§ **EXERCISE OBJECTIVE**
For each line below that includes the word "triangle", make a copy.

── EXERCISE MATERIAL ──

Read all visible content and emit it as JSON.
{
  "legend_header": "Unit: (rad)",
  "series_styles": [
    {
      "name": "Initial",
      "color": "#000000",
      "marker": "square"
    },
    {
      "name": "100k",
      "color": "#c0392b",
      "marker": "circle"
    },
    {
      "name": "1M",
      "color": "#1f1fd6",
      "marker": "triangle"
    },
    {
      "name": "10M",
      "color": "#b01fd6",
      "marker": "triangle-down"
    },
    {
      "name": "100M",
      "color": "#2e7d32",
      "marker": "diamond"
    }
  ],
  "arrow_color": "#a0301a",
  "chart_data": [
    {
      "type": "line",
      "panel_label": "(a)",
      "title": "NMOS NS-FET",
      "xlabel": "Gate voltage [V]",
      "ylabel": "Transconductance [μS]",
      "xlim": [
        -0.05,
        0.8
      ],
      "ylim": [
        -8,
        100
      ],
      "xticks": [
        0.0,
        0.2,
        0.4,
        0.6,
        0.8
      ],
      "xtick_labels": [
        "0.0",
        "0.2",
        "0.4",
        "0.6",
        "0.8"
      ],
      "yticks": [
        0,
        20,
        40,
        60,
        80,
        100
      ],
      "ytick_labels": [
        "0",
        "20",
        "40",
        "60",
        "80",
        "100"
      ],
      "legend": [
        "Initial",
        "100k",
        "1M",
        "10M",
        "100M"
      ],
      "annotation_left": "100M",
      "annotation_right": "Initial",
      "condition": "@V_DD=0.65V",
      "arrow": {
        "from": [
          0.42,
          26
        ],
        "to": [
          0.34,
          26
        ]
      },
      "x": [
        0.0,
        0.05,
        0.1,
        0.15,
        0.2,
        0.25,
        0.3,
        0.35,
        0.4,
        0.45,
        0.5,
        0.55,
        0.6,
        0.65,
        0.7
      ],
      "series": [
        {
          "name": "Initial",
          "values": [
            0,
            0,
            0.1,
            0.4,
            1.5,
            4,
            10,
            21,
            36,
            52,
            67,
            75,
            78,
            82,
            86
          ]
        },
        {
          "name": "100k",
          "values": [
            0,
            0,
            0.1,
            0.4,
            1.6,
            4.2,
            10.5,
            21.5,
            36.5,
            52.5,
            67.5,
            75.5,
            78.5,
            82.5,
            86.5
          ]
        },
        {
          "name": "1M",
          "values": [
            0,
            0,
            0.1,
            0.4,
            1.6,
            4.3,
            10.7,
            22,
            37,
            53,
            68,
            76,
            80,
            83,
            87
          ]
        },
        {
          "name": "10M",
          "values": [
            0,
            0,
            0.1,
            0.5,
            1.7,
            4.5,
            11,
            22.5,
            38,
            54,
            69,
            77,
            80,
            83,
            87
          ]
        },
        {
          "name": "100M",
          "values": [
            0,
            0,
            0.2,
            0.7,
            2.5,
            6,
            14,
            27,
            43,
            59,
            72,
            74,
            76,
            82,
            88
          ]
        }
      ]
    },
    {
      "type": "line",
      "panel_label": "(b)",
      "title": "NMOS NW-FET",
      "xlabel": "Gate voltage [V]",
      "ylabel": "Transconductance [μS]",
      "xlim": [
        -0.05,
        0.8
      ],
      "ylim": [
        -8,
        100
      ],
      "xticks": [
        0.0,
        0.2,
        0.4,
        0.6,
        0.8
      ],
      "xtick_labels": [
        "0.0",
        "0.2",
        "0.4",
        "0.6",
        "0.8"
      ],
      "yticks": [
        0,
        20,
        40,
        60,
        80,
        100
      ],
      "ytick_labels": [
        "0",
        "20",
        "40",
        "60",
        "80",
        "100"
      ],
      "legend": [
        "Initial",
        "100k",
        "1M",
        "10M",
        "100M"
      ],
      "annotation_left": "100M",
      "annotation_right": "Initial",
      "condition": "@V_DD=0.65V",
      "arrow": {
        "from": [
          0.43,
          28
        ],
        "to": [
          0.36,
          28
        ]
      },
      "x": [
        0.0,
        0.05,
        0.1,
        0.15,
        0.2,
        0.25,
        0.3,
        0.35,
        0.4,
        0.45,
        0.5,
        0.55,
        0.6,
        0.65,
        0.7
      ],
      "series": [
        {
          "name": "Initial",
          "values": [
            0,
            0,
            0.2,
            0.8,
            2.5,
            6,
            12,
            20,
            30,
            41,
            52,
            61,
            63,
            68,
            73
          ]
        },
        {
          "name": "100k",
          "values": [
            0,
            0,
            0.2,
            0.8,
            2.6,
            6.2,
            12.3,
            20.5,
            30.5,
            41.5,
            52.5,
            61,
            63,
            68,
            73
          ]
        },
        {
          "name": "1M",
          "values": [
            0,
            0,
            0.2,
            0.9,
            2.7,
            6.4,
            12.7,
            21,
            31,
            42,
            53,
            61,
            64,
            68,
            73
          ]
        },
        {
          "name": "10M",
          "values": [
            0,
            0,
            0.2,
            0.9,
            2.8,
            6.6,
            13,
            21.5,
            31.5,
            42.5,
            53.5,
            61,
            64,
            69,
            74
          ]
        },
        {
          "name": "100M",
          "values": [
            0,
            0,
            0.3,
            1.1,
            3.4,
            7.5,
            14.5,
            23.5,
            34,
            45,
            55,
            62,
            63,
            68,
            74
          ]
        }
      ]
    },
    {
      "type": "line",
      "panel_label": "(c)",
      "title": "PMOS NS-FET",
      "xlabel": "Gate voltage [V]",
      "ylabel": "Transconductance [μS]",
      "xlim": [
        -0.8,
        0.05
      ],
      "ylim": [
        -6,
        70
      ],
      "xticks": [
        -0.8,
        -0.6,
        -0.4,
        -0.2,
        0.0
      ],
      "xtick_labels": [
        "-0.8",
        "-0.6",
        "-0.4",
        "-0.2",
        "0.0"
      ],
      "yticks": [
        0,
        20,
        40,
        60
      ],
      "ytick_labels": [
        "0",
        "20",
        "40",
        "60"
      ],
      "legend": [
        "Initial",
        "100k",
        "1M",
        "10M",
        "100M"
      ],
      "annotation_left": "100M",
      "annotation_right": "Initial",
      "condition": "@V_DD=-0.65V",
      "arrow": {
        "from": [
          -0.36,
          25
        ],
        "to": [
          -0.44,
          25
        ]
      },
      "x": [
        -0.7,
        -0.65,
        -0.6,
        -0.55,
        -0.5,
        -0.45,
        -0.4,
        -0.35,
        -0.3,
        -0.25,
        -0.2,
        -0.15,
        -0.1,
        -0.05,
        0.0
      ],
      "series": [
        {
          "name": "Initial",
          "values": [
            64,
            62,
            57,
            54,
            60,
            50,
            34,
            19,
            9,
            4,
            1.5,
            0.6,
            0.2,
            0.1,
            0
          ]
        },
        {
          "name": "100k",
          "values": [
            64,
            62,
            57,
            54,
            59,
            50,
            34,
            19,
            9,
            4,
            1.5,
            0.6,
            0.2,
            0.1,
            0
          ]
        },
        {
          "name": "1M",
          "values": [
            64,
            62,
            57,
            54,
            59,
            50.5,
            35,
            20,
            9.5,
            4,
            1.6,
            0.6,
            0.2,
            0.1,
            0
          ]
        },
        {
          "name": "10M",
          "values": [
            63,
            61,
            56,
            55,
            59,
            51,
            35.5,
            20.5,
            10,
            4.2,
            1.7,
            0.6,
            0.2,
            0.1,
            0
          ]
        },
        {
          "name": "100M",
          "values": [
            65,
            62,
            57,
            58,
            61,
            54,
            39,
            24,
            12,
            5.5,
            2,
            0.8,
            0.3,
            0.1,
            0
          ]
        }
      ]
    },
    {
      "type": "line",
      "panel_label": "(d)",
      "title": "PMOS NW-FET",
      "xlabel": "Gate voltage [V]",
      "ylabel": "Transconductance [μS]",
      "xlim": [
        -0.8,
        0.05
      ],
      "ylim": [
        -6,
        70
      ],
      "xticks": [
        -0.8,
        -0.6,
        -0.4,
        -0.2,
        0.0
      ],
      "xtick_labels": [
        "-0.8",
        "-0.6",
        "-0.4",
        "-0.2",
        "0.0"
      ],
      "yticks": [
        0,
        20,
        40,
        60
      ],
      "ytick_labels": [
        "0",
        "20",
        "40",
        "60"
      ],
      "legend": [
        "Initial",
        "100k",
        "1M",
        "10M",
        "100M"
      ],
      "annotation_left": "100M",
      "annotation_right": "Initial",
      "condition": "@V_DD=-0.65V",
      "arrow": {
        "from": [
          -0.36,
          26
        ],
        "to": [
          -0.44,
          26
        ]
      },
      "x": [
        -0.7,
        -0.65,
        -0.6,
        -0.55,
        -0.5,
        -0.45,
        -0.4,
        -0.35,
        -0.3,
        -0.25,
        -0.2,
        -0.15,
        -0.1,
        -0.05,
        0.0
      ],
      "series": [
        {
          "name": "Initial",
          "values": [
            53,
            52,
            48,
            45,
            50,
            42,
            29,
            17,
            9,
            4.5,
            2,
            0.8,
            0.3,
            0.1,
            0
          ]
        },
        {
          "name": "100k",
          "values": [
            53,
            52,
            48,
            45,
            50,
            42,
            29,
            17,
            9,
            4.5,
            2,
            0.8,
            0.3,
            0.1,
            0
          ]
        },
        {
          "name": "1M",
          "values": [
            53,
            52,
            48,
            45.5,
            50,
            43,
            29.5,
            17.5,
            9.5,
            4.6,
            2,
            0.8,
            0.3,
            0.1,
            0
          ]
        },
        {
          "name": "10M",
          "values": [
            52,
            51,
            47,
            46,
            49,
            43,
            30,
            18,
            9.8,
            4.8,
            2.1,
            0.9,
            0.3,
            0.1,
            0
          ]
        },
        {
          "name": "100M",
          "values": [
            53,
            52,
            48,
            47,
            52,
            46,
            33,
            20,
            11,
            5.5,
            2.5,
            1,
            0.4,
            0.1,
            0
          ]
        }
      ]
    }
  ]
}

───

§ **THE OUTPUT**
      "marker": "triangle"
      "marker": "triangle-down"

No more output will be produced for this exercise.